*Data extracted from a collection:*
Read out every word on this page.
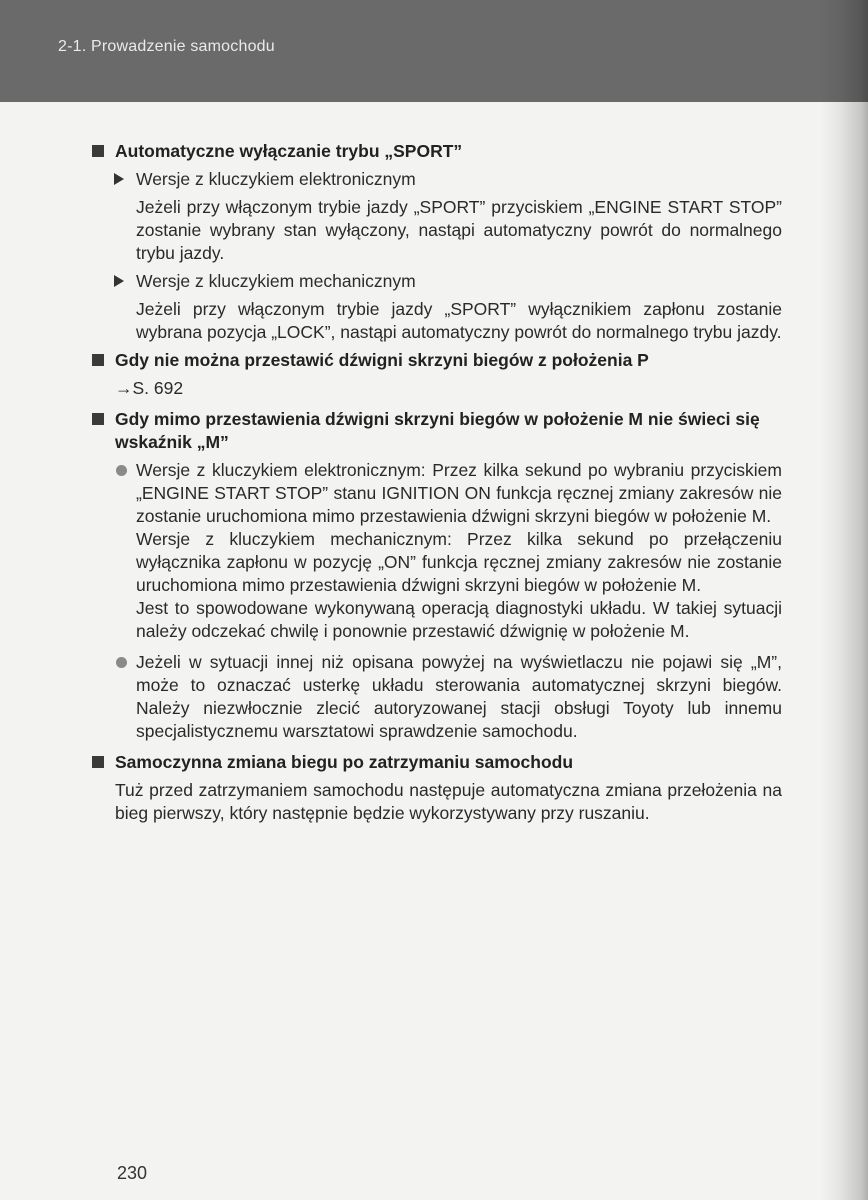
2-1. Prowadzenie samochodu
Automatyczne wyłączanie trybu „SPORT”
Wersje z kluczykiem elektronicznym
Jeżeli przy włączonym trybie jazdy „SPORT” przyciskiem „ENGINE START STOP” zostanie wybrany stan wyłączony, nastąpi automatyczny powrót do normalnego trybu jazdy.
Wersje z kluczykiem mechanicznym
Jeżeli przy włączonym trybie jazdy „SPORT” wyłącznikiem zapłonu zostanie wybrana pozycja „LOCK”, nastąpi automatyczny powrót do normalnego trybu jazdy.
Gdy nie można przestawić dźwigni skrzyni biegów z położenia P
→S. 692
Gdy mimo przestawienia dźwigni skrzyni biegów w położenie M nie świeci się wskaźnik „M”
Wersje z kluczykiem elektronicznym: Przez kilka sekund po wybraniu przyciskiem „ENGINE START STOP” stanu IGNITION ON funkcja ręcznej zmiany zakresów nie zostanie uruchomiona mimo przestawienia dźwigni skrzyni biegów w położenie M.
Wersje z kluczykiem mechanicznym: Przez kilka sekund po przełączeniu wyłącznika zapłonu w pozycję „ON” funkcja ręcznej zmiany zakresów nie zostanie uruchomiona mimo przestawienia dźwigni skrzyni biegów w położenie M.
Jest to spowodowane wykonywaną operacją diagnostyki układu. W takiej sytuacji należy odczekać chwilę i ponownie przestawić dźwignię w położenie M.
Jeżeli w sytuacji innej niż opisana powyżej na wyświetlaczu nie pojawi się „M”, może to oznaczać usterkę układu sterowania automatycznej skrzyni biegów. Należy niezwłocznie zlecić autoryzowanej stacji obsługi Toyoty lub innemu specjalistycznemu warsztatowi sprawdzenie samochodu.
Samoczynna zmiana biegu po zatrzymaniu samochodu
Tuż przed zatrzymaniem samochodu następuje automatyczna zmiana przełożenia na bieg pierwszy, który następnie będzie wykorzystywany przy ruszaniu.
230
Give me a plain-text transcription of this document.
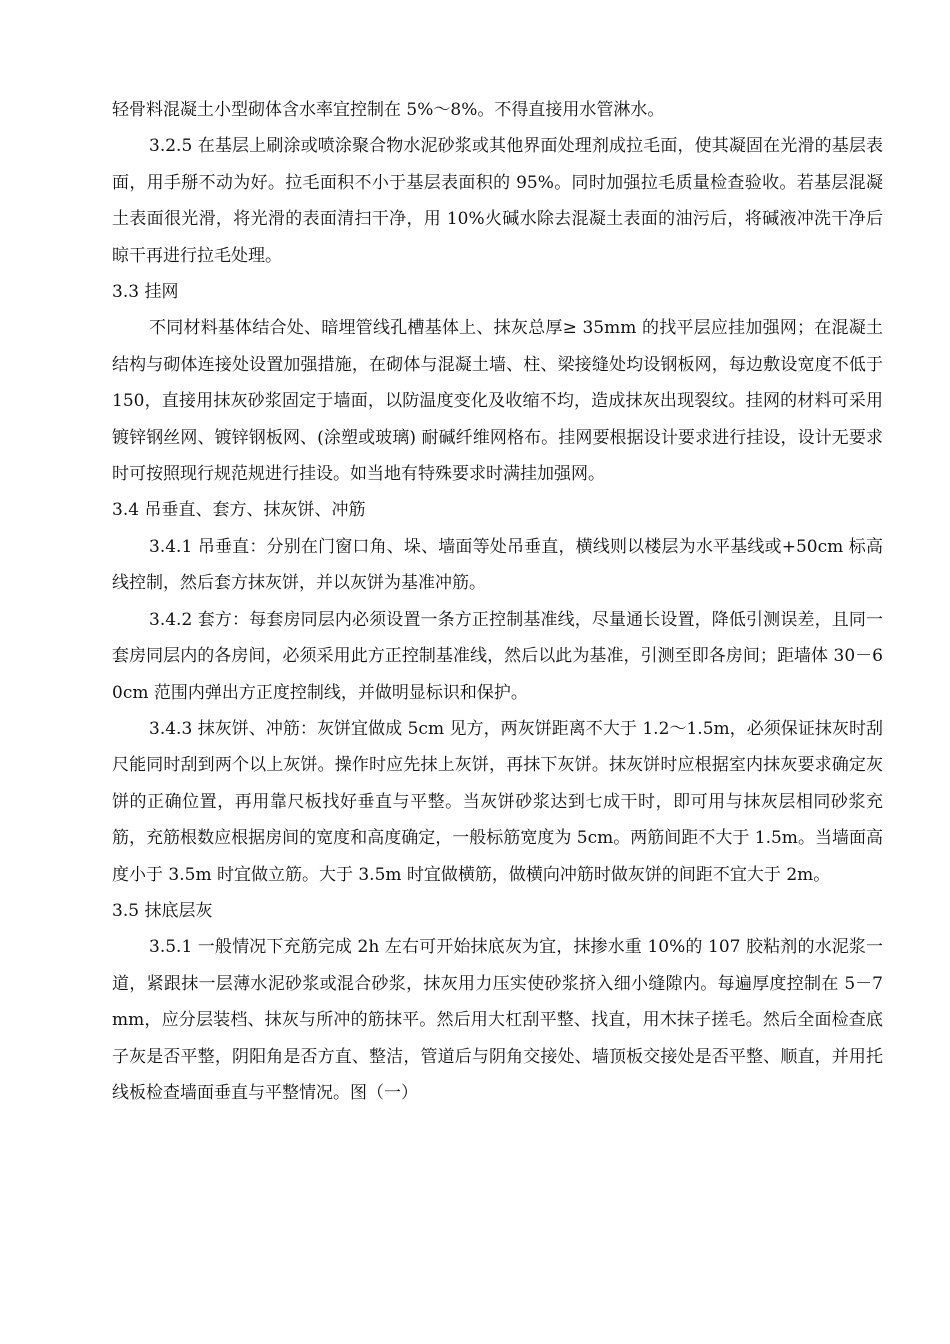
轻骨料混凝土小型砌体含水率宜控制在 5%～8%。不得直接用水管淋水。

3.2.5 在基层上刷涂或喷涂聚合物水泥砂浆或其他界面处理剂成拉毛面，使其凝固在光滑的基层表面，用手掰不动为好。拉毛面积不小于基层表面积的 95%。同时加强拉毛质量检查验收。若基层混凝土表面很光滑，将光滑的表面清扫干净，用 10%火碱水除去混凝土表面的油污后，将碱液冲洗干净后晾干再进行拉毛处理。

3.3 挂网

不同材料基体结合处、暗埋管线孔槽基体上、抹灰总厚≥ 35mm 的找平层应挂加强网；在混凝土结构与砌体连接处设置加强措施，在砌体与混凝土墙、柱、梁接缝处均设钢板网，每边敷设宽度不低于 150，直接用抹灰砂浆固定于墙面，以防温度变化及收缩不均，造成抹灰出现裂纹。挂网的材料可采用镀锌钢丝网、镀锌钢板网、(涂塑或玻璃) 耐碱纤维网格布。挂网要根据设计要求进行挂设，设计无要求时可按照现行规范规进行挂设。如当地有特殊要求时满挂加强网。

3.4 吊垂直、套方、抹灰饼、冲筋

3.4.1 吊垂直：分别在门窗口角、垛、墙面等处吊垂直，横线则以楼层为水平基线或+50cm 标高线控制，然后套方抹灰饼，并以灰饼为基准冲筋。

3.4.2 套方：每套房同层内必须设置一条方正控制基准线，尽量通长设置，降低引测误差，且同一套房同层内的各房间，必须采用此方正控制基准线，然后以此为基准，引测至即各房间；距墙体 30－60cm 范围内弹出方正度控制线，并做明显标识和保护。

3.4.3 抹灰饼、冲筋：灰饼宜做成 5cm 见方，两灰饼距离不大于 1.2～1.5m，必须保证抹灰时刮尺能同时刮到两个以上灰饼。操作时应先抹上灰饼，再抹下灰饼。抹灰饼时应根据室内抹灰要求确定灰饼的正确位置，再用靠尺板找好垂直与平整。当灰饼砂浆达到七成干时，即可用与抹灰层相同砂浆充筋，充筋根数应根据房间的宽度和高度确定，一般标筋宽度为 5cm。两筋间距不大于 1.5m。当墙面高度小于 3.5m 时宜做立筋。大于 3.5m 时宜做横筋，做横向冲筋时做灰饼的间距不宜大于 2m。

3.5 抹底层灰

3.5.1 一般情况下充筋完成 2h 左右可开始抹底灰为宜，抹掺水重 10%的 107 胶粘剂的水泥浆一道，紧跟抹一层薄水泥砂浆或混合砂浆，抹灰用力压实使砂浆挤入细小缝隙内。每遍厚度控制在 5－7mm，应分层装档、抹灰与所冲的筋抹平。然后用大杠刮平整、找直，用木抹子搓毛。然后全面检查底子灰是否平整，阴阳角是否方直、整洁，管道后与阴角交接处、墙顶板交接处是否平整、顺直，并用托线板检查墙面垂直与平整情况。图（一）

*Problem to work on:*
Exactly the lines from the one containing "Give me a plain-text" to the final line of the entries are wanted; please write them out, both ends included, but not the pictures.

*Output of the task:*
Give me a plain-text transcription of this document.
轻骨料混凝土小型砌体含水率宜控制在 5%～8%。不得直接用水管淋水。

3.2.5 在基层上刷涂或喷涂聚合物水泥砂浆或其他界面处理剂成拉毛面，使其凝固在光滑的基层表面，用手掰不动为好。拉毛面积不小于基层表面积的 95%。同时加强拉毛质量检查验收。若基层混凝土表面很光滑，将光滑的表面清扫干净，用 10%火碱水除去混凝土表面的油污后，将碱液冲洗干净后晾干再进行拉毛处理。

3.3 挂网

不同材料基体结合处、暗埋管线孔槽基体上、抹灰总厚≥ 35mm 的找平层应挂加强网；在混凝土结构与砌体连接处设置加强措施，在砌体与混凝土墙、柱、梁接缝处均设钢板网，每边敷设宽度不低于 150，直接用抹灰砂浆固定于墙面，以防温度变化及收缩不均，造成抹灰出现裂纹。挂网的材料可采用镀锌钢丝网、镀锌钢板网、(涂塑或玻璃) 耐碱纤维网格布。挂网要根据设计要求进行挂设，设计无要求时可按照现行规范规进行挂设。如当地有特殊要求时满挂加强网。

3.4 吊垂直、套方、抹灰饼、冲筋

3.4.1 吊垂直：分别在门窗口角、垛、墙面等处吊垂直，横线则以楼层为水平基线或+50cm 标高线控制，然后套方抹灰饼，并以灰饼为基准冲筋。

3.4.2 套方：每套房同层内必须设置一条方正控制基准线，尽量通长设置，降低引测误差，且同一套房同层内的各房间，必须采用此方正控制基准线，然后以此为基准，引测至即各房间；距墙体 30－60cm 范围内弹出方正度控制线，并做明显标识和保护。

3.4.3 抹灰饼、冲筋：灰饼宜做成 5cm 见方，两灰饼距离不大于 1.2～1.5m，必须保证抹灰时刮尺能同时刮到两个以上灰饼。操作时应先抹上灰饼，再抹下灰饼。抹灰饼时应根据室内抹灰要求确定灰饼的正确位置，再用靠尺板找好垂直与平整。当灰饼砂浆达到七成干时，即可用与抹灰层相同砂浆充筋，充筋根数应根据房间的宽度和高度确定，一般标筋宽度为 5cm。两筋间距不大于 1.5m。当墙面高度小于 3.5m 时宜做立筋。大于 3.5m 时宜做横筋，做横向冲筋时做灰饼的间距不宜大于 2m。

3.5 抹底层灰

3.5.1 一般情况下充筋完成 2h 左右可开始抹底灰为宜，抹掺水重 10%的 107 胶粘剂的水泥浆一道，紧跟抹一层薄水泥砂浆或混合砂浆，抹灰用力压实使砂浆挤入细小缝隙内。每遍厚度控制在 5－7mm，应分层装档、抹灰与所冲的筋抹平。然后用大杠刮平整、找直，用木抹子搓毛。然后全面检查底子灰是否平整，阴阳角是否方直、整洁，管道后与阴角交接处、墙顶板交接处是否平整、顺直，并用托线板检查墙面垂直与平整情况。图（一）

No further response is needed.